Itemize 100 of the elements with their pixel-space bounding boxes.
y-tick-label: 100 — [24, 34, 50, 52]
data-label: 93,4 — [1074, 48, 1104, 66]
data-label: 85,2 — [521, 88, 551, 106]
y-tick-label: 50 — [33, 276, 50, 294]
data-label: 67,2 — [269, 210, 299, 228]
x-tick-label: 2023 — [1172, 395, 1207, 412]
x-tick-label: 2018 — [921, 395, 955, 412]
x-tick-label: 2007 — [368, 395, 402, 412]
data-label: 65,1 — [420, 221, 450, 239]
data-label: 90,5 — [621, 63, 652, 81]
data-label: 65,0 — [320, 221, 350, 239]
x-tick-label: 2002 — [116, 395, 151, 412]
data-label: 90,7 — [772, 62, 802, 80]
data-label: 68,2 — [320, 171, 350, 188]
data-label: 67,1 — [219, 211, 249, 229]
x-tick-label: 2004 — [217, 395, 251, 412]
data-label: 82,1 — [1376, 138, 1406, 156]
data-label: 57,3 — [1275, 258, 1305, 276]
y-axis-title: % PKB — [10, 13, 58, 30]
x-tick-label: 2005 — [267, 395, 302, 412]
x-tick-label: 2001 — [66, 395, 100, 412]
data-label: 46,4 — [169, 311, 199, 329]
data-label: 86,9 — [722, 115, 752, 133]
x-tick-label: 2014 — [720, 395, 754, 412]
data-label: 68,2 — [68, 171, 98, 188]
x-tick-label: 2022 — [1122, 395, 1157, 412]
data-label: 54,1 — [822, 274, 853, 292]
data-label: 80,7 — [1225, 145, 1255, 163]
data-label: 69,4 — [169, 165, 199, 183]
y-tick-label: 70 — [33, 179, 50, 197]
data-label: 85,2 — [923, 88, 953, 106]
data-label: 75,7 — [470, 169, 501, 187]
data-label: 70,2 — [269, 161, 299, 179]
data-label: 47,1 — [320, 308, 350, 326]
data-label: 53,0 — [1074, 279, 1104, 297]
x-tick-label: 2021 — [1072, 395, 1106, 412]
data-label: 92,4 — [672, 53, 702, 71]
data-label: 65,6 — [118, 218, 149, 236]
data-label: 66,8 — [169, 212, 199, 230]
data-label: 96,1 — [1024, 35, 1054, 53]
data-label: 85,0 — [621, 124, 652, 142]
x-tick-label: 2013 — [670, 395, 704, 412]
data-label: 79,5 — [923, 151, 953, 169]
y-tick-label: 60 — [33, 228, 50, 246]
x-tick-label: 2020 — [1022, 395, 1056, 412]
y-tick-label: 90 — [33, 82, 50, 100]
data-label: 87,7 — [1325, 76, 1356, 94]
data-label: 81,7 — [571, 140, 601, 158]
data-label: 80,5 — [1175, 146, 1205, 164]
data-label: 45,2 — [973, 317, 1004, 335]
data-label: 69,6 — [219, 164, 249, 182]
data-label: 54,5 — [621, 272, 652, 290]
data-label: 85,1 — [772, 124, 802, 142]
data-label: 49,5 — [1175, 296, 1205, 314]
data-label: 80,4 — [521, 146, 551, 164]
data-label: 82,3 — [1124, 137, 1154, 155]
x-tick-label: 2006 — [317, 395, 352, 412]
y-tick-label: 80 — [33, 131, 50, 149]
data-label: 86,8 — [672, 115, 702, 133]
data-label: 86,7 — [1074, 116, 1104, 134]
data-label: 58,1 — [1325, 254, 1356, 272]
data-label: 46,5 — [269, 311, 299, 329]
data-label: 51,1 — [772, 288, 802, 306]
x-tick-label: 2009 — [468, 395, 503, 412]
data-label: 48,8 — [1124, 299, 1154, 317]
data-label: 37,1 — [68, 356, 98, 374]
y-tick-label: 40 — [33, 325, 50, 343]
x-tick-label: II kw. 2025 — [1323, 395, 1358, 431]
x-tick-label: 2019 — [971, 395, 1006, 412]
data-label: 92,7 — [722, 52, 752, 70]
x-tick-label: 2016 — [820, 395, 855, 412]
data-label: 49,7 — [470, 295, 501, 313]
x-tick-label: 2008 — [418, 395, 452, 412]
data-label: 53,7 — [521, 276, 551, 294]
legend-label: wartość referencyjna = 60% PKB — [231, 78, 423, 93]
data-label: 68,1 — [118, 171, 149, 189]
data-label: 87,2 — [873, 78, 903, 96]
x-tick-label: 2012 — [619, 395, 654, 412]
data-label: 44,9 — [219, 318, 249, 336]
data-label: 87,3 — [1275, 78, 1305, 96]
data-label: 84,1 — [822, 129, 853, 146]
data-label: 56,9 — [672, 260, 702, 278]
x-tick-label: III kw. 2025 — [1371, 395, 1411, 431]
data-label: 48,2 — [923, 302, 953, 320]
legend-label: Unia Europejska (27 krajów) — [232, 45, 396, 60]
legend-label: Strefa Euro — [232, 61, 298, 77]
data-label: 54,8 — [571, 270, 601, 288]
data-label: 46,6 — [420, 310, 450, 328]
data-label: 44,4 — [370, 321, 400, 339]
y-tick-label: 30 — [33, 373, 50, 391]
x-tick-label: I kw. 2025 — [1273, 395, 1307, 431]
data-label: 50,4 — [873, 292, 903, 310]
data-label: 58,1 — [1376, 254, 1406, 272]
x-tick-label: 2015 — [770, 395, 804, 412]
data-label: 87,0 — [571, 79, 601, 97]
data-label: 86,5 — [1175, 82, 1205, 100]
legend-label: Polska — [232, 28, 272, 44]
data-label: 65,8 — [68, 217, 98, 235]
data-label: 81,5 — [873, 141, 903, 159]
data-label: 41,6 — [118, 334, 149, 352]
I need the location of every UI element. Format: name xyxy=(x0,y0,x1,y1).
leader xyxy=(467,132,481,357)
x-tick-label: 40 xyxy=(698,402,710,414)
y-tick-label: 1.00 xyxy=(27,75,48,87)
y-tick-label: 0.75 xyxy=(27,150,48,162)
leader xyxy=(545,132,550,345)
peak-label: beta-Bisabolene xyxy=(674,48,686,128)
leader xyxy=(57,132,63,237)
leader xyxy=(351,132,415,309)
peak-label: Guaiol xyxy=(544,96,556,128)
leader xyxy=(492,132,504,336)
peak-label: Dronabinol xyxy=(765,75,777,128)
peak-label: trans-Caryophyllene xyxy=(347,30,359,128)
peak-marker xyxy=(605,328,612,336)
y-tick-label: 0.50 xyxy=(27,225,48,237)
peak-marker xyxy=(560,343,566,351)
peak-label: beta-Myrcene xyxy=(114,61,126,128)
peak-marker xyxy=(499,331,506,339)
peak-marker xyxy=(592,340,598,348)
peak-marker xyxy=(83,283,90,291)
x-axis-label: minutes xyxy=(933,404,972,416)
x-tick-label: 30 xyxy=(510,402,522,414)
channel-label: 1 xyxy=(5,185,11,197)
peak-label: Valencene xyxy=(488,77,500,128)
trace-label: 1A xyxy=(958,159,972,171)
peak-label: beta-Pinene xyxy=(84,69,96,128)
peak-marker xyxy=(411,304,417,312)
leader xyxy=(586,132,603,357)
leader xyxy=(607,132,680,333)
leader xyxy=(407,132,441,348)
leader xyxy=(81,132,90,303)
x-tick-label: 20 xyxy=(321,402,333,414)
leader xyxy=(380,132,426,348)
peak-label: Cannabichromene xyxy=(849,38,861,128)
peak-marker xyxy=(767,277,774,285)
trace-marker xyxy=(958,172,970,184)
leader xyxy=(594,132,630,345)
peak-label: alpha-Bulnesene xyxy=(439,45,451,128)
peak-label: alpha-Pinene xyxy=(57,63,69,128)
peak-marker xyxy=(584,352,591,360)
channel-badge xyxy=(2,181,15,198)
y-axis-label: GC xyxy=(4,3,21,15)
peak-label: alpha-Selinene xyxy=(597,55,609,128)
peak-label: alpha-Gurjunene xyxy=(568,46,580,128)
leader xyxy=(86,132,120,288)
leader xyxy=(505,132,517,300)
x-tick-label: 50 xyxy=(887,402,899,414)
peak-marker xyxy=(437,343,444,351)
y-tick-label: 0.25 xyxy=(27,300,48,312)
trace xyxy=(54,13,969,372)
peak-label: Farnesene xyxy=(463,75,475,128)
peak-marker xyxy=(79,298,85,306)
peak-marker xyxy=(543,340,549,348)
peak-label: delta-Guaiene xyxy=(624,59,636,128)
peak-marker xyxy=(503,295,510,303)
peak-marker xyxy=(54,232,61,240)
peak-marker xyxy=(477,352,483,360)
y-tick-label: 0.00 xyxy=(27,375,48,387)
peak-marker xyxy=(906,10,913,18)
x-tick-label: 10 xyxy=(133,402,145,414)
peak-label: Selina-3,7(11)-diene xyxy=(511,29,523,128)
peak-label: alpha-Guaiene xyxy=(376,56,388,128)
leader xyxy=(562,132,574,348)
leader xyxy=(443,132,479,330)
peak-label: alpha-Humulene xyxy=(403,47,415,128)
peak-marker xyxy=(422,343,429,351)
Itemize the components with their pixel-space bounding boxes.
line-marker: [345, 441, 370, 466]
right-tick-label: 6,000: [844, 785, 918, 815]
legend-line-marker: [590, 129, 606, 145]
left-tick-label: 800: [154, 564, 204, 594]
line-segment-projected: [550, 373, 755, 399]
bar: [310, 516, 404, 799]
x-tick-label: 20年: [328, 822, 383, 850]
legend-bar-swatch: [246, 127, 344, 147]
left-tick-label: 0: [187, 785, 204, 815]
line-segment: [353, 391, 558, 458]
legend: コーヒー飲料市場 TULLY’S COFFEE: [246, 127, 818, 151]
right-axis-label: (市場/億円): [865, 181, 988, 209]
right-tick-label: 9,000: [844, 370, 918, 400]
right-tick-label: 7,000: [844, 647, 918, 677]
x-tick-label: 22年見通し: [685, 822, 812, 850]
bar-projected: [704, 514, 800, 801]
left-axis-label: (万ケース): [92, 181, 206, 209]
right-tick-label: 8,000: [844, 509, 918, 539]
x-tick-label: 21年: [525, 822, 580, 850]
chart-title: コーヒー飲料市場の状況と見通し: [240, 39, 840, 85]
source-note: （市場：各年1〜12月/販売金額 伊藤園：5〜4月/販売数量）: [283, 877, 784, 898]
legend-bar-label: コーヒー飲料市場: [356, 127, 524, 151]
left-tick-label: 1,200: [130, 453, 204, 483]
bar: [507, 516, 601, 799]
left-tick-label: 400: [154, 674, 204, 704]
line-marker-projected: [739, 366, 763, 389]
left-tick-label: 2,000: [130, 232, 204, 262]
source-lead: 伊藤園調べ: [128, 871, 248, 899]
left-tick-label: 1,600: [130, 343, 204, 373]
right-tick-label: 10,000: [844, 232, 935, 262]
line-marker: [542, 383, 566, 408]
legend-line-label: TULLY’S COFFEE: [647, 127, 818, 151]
#####
Problem: Copy out the entries word for word, beginning with the first line and stopping after the line that contains "data-label: 68,2 — [320, 171, 350, 188]".

Response:
Itemize 100 of the elements with their pixel-space bounding boxes.
y-tick-label: 100 — [24, 34, 50, 52]
data-label: 93,4 — [1074, 48, 1104, 66]
data-label: 85,2 — [521, 88, 551, 106]
y-tick-label: 50 — [33, 276, 50, 294]
data-label: 67,2 — [269, 210, 299, 228]
x-tick-label: 2023 — [1172, 395, 1207, 412]
x-tick-label: 2018 — [921, 395, 955, 412]
x-tick-label: 2007 — [368, 395, 402, 412]
data-label: 65,1 — [420, 221, 450, 239]
data-label: 90,5 — [621, 63, 652, 81]
data-label: 65,0 — [320, 221, 350, 239]
x-tick-label: 2002 — [116, 395, 151, 412]
data-label: 90,7 — [772, 62, 802, 80]
data-label: 68,2 — [320, 171, 350, 188]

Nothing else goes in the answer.